● Entries with figure data
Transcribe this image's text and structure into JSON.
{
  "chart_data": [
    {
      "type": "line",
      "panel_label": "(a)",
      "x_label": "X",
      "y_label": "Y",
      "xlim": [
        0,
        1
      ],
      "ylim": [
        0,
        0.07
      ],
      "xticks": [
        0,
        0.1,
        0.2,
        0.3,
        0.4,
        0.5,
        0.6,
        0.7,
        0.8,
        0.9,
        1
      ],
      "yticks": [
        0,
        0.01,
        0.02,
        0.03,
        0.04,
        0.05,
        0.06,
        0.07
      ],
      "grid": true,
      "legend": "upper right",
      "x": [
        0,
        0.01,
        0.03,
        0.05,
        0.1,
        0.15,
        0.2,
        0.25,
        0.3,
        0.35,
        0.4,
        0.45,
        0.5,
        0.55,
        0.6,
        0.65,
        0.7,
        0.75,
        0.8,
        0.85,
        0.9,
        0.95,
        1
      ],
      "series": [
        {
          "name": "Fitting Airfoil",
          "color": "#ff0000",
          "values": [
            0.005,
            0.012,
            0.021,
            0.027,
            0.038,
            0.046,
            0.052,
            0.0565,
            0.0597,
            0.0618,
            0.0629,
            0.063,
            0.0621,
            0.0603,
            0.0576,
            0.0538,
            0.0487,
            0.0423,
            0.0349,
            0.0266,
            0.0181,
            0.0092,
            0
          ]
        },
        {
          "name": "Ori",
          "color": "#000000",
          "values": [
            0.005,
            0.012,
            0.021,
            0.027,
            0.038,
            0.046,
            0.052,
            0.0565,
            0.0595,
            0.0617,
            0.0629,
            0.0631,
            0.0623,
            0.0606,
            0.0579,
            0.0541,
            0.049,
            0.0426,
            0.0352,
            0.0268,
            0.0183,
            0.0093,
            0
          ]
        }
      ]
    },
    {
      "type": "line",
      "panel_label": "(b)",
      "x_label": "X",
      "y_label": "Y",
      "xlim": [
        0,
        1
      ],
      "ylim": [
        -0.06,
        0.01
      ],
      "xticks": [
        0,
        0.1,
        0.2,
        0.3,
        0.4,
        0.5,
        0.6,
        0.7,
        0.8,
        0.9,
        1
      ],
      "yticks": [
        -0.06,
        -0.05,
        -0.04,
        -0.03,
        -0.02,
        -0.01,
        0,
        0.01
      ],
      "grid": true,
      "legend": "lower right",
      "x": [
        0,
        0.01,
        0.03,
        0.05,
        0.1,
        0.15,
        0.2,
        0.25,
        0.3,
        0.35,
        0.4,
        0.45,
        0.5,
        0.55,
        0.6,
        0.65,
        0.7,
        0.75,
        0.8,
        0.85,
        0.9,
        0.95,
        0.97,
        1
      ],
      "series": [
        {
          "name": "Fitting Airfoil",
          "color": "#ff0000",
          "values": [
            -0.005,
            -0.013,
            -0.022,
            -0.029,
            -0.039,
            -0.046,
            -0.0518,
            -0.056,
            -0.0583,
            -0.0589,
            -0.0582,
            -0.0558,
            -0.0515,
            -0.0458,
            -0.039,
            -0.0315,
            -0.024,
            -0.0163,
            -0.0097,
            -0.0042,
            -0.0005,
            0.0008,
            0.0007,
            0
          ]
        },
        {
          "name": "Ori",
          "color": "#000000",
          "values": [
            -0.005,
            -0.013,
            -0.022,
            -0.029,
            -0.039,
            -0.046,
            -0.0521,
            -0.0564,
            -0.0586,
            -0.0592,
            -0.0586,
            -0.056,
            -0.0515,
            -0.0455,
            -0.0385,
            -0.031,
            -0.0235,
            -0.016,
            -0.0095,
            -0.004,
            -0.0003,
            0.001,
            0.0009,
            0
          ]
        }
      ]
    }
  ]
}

● What you are asked to do
Sift through the entries and copy every line with "legend".

● Solution for this exercise
      "legend": "upper right",
      "legend": "lower right",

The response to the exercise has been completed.